REQUIRED WORK:
Write out the entire listing below exactly as it appears, minus any pictures.

RECORDS SHOWN:
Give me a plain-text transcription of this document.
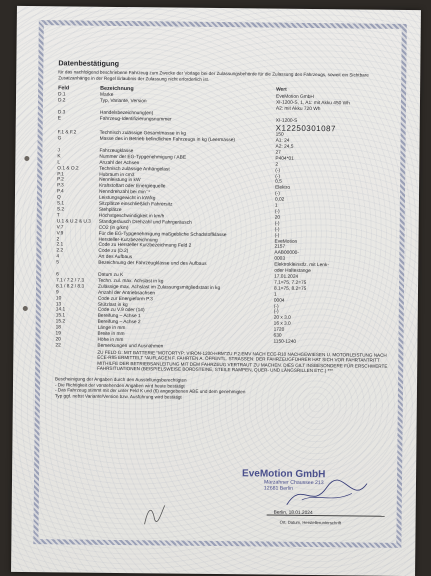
Datenbestätigung
für das nachfolgend beschriebene Fahrzeug zum Zwecke der Vorlage bei der Zulassungsbehörde für die Zulassung des Fahrzeugs, soweit ein Sichtbare Zusatzanhänge in der Regel Erlaubnis der Zulassung nicht erforderlich ist.
Feld	Bezeichnung	Wert
D.1	Marke	EveMotion GmbH
D.2	Typ, Variante, Version	XI-1200-S, 1, A1: mit Akku 450 Wh
A2: mit Akku 720 Wh
D.3	Handelsbezeichnung(en)
E	Fahrzeug-Identifizierungsnummer	XI-1200-S
X12250301087
F.1 & F.2	Technisch zulässige Gesamtmasse in kg	150
G	Masse des in Betrieb befindlichen Fahrzeugs in kg (Leermasse)	A1: 24
A2: 24,5
J	Fahrzeugklasse	27
K	Nummer der EG-Typgenehmigung / ABE	P404*01
L	Anzahl der Achsen	2
O.1 & O.2	Technisch zulässige Anhängelast	(-)
P.1	Hubraum in cm3	(-)
P.2	Nennleistung in kW	0,5
P.3	Kraftstoffart oder Energiequelle	Elektro
P.4	Nenndrehzahl bei min⁻¹	(-)
Q	Leistungsgewicht in kW/kg	0,02
S.1	Sitzplätze einschließlich Fahrersitz	1
S.2	Stehplätze	(-)
T	Höchstgeschwindigkeit in km/h	20
U.1 & U.2 & U.3	Standgeräusch Drehzahl und Fahrgeräusch	(-)
V.7	CO2 (in g/km)	(-)
V.9	Für die EG-Typgenehmigung maßgebliche Schadstoffklasse	(-)
2	Hersteller-Kurzbezeichnung	EveMotion
2.1	Code zu Hersteller Kurzbezeichnung Feld 2	2157
2.2	Code zu (D.2)	AAB00000-
4	Art des Aufbaus	0003
5	Bezeichnung der Fahrzeugklasse und des Aufbaus	Elektrokleinstfz. mit Lenk-
oder Haltestange
6	Datum zu K	17.01.2024
7.1 / 7.2 / 7.3	Techn. zul. max. Achslast in kg	7.1=75, 7.2=75
8.1 / 8.2 / 8.3	Zulässige max. Achslast im Zulassungsmitgliedstaat in kg	8.1=75, 8.2=75
9	Anzahl der Antriebsachsen	1
10	Code zur Energieform P.3	0004
13	Stützlast in kg	(-)
14.1	Code zu V.9 oder (14)	(-)
15.1	Bereifung – Achse 1	20 x 3.0
15.2	Bereifung – Achse 2	16 x 3.0
18	Länge in mm	1720
19	Breite in mm	630
20	Höhe in mm	1150-1240
22	Bemerkungen und Ausnahmen
ZU FELD G: MIT BATTERIE "MOTORTYP: VIRON-1200-HRM"ZU P.2:EMV NACH ECE-R10 NACHGEWIESEN U. MOTORLEISTUNG NACH ECE-R85 ERMITTELT *AUFLAGEN F. FAHRTEN A. ÖFFENTL. STRASSEN: DER FAHRZEUGFÜHRER HAT SICH VOR FAHRTANTRITT MITHILFE DER BETRIEBSANLEITUNG MIT DEM FAHRZEUG VERTRAUT ZU MACHEN. DIES GILT INSBESONDERE FÜR ERSCHWERTE FAHRSITUATIONEN (BEISPIELSWEISE BORDSTEINE, STEILE RAMPEN, QUER- UND LÄNGSRILLEN ETC.) ***
Bescheinigung der Angaben durch den Ausstellungsberechtigten
- Die Richtigkeit der vorstehenden Angaben wird heute bestätigt
- Das Fahrzeug stimmt mit der unter Feld K und (6) angegebenen ABE und dem genehmigten
Typ ggf. nebst Variante/Version bzw. Ausführung wird bestätigt
EveMotion GmbH
Marzahner Chaussee 213
12681 Berlin
Berlin, 18.01.2024
Ort, Datum, Herstellerunterschrift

OUTPUT OF THE EXERCISE:
Give me a plain-text transcription of this document.
Datenbestätigung
für das nachfolgend beschriebene Fahrzeug zum Zwecke der Vorlage bei der Zulassungsbehörde für die Zulassung des Fahrzeugs, soweit ein Sichtbare Zusatzanhänge in der Regel Erlaubnis der Zulassung nicht erforderlich ist.
Feld	Bezeichnung	Wert
D.1	Marke	EveMotion GmbH
D.2	Typ, Variante, Version	XI-1200-S, 1, A1: mit Akku 450 Wh
A2: mit Akku 720 Wh
D.3	Handelsbezeichnung(en)
E	Fahrzeug-Identifizierungsnummer	XI-1200-S
X12250301087
F.1 & F.2	Technisch zulässige Gesamtmasse in kg	150
G	Masse des in Betrieb befindlichen Fahrzeugs in kg (Leermasse)	A1: 24
A2: 24,5
J	Fahrzeugklasse	27
K	Nummer der EG-Typgenehmigung / ABE	P404*01
L	Anzahl der Achsen	2
O.1 & O.2	Technisch zulässige Anhängelast	(-)
P.1	Hubraum in cm3	(-)
P.2	Nennleistung in kW	0,5
P.3	Kraftstoffart oder Energiequelle	Elektro
P.4	Nenndrehzahl bei min⁻¹	(-)
Q	Leistungsgewicht in kW/kg	0,02
S.1	Sitzplätze einschließlich Fahrersitz	1
S.2	Stehplätze	(-)
T	Höchstgeschwindigkeit in km/h	20
U.1 & U.2 & U.3	Standgeräusch Drehzahl und Fahrgeräusch	(-)
V.7	CO2 (in g/km)	(-)
V.9	Für die EG-Typgenehmigung maßgebliche Schadstoffklasse	(-)
2	Hersteller-Kurzbezeichnung	EveMotion
2.1	Code zu Hersteller Kurzbezeichnung Feld 2	2157
2.2	Code zu (D.2)	AAB00000-
4	Art des Aufbaus	0003
5	Bezeichnung der Fahrzeugklasse und des Aufbaus	Elektrokleinstfz. mit Lenk-
oder Haltestange
6	Datum zu K	17.01.2024
7.1 / 7.2 / 7.3	Techn. zul. max. Achslast in kg	7.1=75, 7.2=75
8.1 / 8.2 / 8.3	Zulässige max. Achslast im Zulassungsmitgliedstaat in kg	8.1=75, 8.2=75
9	Anzahl der Antriebsachsen	1
10	Code zur Energieform P.3	0004
13	Stützlast in kg	(-)
14.1	Code zu V.9 oder (14)	(-)
15.1	Bereifung – Achse 1	20 x 3.0
15.2	Bereifung – Achse 2	16 x 3.0
18	Länge in mm	1720
19	Breite in mm	630
20	Höhe in mm	1150-1240
22	Bemerkungen und Ausnahmen
ZU FELD G: MIT BATTERIE "MOTORTYP: VIRON-1200-HRM"ZU P.2:EMV NACH ECE-R10 NACHGEWIESEN U. MOTORLEISTUNG NACH ECE-R85 ERMITTELT *AUFLAGEN F. FAHRTEN A. ÖFFENTL. STRASSEN: DER FAHRZEUGFÜHRER HAT SICH VOR FAHRTANTRITT MITHILFE DER BETRIEBSANLEITUNG MIT DEM FAHRZEUG VERTRAUT ZU MACHEN. DIES GILT INSBESONDERE FÜR ERSCHWERTE FAHRSITUATIONEN (BEISPIELSWEISE BORDSTEINE, STEILE RAMPEN, QUER- UND LÄNGSRILLEN ETC.) ***
Bescheinigung der Angaben durch den Ausstellungsberechtigten
- Die Richtigkeit der vorstehenden Angaben wird heute bestätigt
- Das Fahrzeug stimmt mit der unter Feld K und (6) angegebenen ABE und dem genehmigten
Typ ggf. nebst Variante/Version bzw. Ausführung wird bestätigt
EveMotion GmbH
Marzahner Chaussee 213
12681 Berlin
Berlin, 18.01.2024
Ort, Datum, Herstellerunterschrift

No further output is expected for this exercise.